- SET TASK:
Wherever "this" appears in a line, copy that line.
■ ■ ■
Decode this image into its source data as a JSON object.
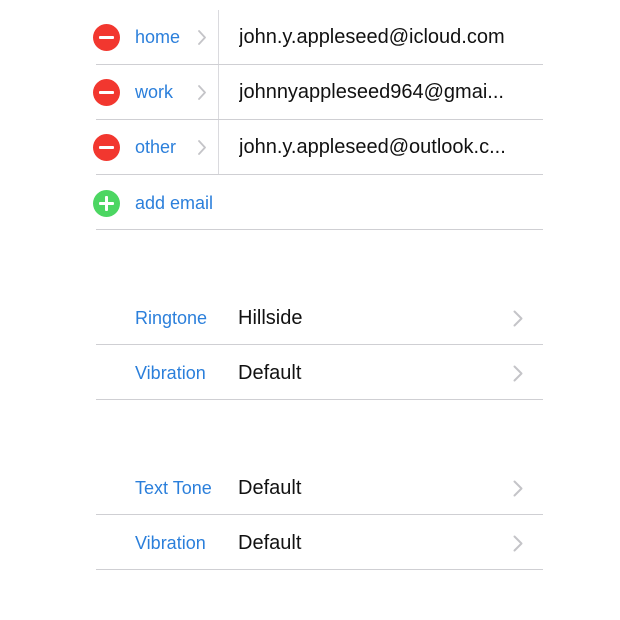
{
  "emails": [
    {
      "label": "home",
      "value": "john.y.appleseed@icloud.com"
    },
    {
      "label": "work",
      "value": "johnnyappleseed964@gmai..."
    },
    {
      "label": "other",
      "value": "john.y.appleseed@outlook.c..."
    }
  ],
  "add_email": {
    "label": "add email"
  },
  "ringtone_section": {
    "ringtone": {
      "label": "Ringtone",
      "value": "Hillside"
    },
    "vibration": {
      "label": "Vibration",
      "value": "Default"
    }
  },
  "text_tone_section": {
    "text_tone": {
      "label": "Text Tone",
      "value": "Default"
    },
    "vibration": {
      "label": "Vibration",
      "value": "Default"
    }
  },
  "colors": {
    "accent": "#2b7fdb",
    "remove": "#f2372f",
    "add": "#4cd662",
    "separator": "#cfcfd3"
  }
}
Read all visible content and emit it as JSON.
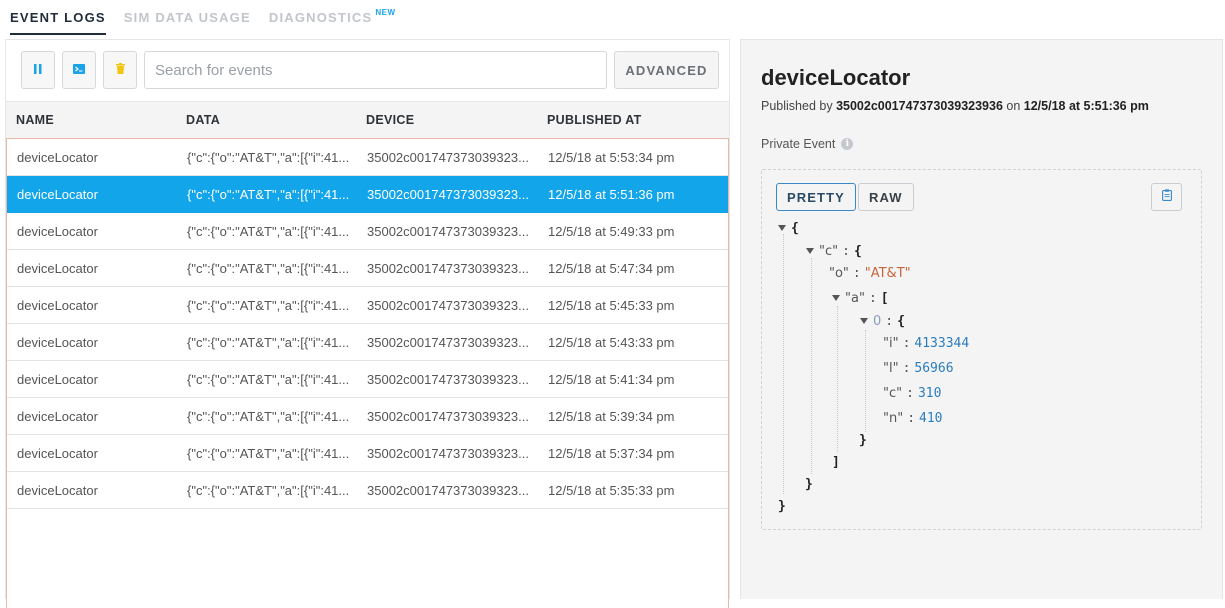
{
  "tabs": [
    {
      "label": "EVENT LOGS",
      "active": true
    },
    {
      "label": "SIM DATA USAGE",
      "active": false
    },
    {
      "label": "DIAGNOSTICS",
      "active": false,
      "badge": "NEW"
    }
  ],
  "toolbar": {
    "pause_icon": "pause-icon",
    "terminal_icon": "terminal-icon",
    "trash_icon": "trash-icon",
    "search_placeholder": "Search for events",
    "search_value": "",
    "advanced_label": "ADVANCED"
  },
  "table": {
    "columns": [
      "NAME",
      "DATA",
      "DEVICE",
      "PUBLISHED AT"
    ],
    "rows": [
      {
        "name": "deviceLocator",
        "data": "{\"c\":{\"o\":\"AT&T\",\"a\":[{\"i\":41...",
        "device": "35002c001747373039323...",
        "published": "12/5/18 at 5:53:34 pm",
        "selected": false
      },
      {
        "name": "deviceLocator",
        "data": "{\"c\":{\"o\":\"AT&T\",\"a\":[{\"i\":41...",
        "device": "35002c001747373039323...",
        "published": "12/5/18 at 5:51:36 pm",
        "selected": true
      },
      {
        "name": "deviceLocator",
        "data": "{\"c\":{\"o\":\"AT&T\",\"a\":[{\"i\":41...",
        "device": "35002c001747373039323...",
        "published": "12/5/18 at 5:49:33 pm",
        "selected": false
      },
      {
        "name": "deviceLocator",
        "data": "{\"c\":{\"o\":\"AT&T\",\"a\":[{\"i\":41...",
        "device": "35002c001747373039323...",
        "published": "12/5/18 at 5:47:34 pm",
        "selected": false
      },
      {
        "name": "deviceLocator",
        "data": "{\"c\":{\"o\":\"AT&T\",\"a\":[{\"i\":41...",
        "device": "35002c001747373039323...",
        "published": "12/5/18 at 5:45:33 pm",
        "selected": false
      },
      {
        "name": "deviceLocator",
        "data": "{\"c\":{\"o\":\"AT&T\",\"a\":[{\"i\":41...",
        "device": "35002c001747373039323...",
        "published": "12/5/18 at 5:43:33 pm",
        "selected": false
      },
      {
        "name": "deviceLocator",
        "data": "{\"c\":{\"o\":\"AT&T\",\"a\":[{\"i\":41...",
        "device": "35002c001747373039323...",
        "published": "12/5/18 at 5:41:34 pm",
        "selected": false
      },
      {
        "name": "deviceLocator",
        "data": "{\"c\":{\"o\":\"AT&T\",\"a\":[{\"i\":41...",
        "device": "35002c001747373039323...",
        "published": "12/5/18 at 5:39:34 pm",
        "selected": false
      },
      {
        "name": "deviceLocator",
        "data": "{\"c\":{\"o\":\"AT&T\",\"a\":[{\"i\":41...",
        "device": "35002c001747373039323...",
        "published": "12/5/18 at 5:37:34 pm",
        "selected": false
      },
      {
        "name": "deviceLocator",
        "data": "{\"c\":{\"o\":\"AT&T\",\"a\":[{\"i\":41...",
        "device": "35002c001747373039323...",
        "published": "12/5/18 at 5:35:33 pm",
        "selected": false
      }
    ]
  },
  "detail": {
    "title": "deviceLocator",
    "published_prefix": "Published by ",
    "device_id": "35002c001747373039323936",
    "on_word": " on ",
    "published_at": "12/5/18 at 5:51:36 pm",
    "private_label": "Private Event",
    "info_icon": "info-icon",
    "pretty_label": "PRETTY",
    "raw_label": "RAW",
    "copy_icon": "clipboard-icon",
    "json": {
      "open_root": "{",
      "key_c": "\"c\"",
      "open_c": "{",
      "key_o": "\"o\"",
      "val_o": "\"AT&T\"",
      "key_a": "\"a\"",
      "open_a": "[",
      "idx_0": "0",
      "open_0": "{",
      "key_i": "\"i\"",
      "val_i": "4133344",
      "key_l": "\"l\"",
      "val_l": "56966",
      "key_c2": "\"c\"",
      "val_c2": "310",
      "key_n": "\"n\"",
      "val_n": "410",
      "close_0": "}",
      "close_a": "]",
      "close_c": "}",
      "close_root": "}"
    }
  },
  "colors": {
    "selected_row": "#12a5ea",
    "accent_new": "#1aa3e8",
    "json_string": "#c8643c",
    "json_number": "#2a7dbf",
    "copy_icon": "#3a88c8",
    "trash_icon": "#f2c40c"
  }
}
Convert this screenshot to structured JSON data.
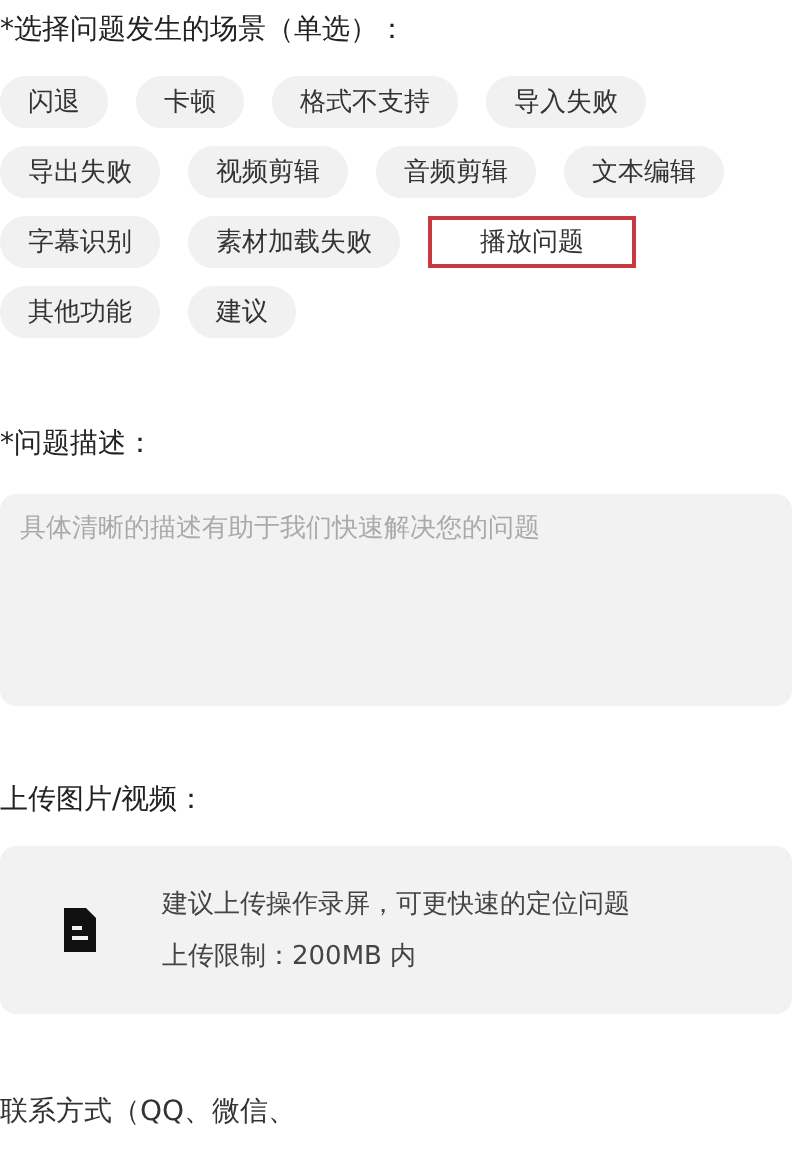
{
  "scene_label": "*选择问题发生的场景（单选）：",
  "scenes": [
    {
      "label": "闪退",
      "selected": false
    },
    {
      "label": "卡顿",
      "selected": false
    },
    {
      "label": "格式不支持",
      "selected": false
    },
    {
      "label": "导入失败",
      "selected": false
    },
    {
      "label": "导出失败",
      "selected": false
    },
    {
      "label": "视频剪辑",
      "selected": false
    },
    {
      "label": "音频剪辑",
      "selected": false
    },
    {
      "label": "文本编辑",
      "selected": false
    },
    {
      "label": "字幕识别",
      "selected": false
    },
    {
      "label": "素材加载失败",
      "selected": false
    },
    {
      "label": "播放问题",
      "selected": true
    },
    {
      "label": "其他功能",
      "selected": false
    },
    {
      "label": "建议",
      "selected": false
    }
  ],
  "description": {
    "label": "*问题描述：",
    "placeholder": "具体清晰的描述有助于我们快速解决您的问题"
  },
  "upload": {
    "label": "上传图片/视频：",
    "hint": "建议上传操作录屏，可更快速的定位问题",
    "limit": "上传限制：200MB 内"
  },
  "contact": {
    "label": "联系方式（QQ、微信、"
  }
}
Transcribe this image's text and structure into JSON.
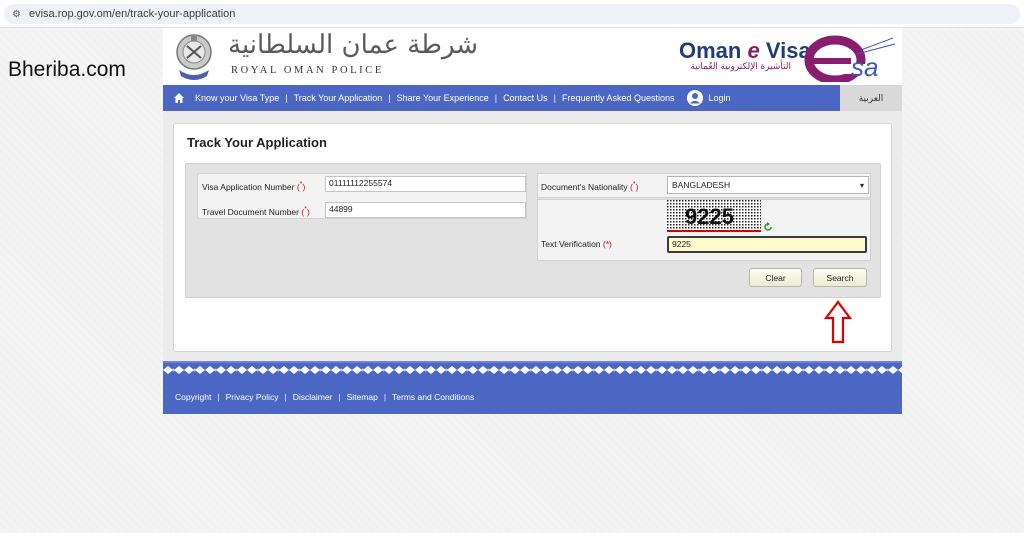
{
  "browser": {
    "url": "evisa.rop.gov.om/en/track-your-application"
  },
  "watermark": "Bheriba.com",
  "header": {
    "rop_arabic": "شرطة عمان السلطانية",
    "rop_english": "ROYAL OMAN POLICE",
    "evisa_title_prefix": "Oman ",
    "evisa_title_e": "e",
    "evisa_title_suffix": " Visa",
    "evisa_arabic": "التأشيرة الإلكترونية العُمانية"
  },
  "nav": {
    "items": [
      "Know your Visa Type",
      "Track Your Application",
      "Share Your Experience",
      "Contact Us",
      "Frequently Asked Questions"
    ],
    "separator": "|",
    "login": "Login",
    "language": "العربية"
  },
  "form": {
    "title": "Track Your Application",
    "visa_number_label": "Visa Application Number",
    "visa_number_value": "01111112255574",
    "travel_doc_label": "Travel Document Number",
    "travel_doc_value": "44899",
    "nationality_label": "Document's Nationality",
    "nationality_value": "BANGLADESH",
    "captcha_text": "9225",
    "verification_label": "Text Verification",
    "verification_value": "9225",
    "required_marker": "(*)",
    "clear_label": "Clear",
    "search_label": "Search"
  },
  "footer": {
    "links": [
      "Copyright",
      "Privacy Policy",
      "Disclaimer",
      "Sitemap",
      "Terms and Conditions"
    ],
    "separator": "|"
  },
  "colors": {
    "nav_blue": "#4c66c4",
    "evisa_purple": "#8b1d6e",
    "required_red": "#e00000",
    "annotation_red": "#e00000"
  }
}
■ ■ ■
- COMPLETED TASK:
Decode this image into its source data as a JSON object.
Convert this screenshot to structured JSON data.
Transcribe this image's text and structure into JSON.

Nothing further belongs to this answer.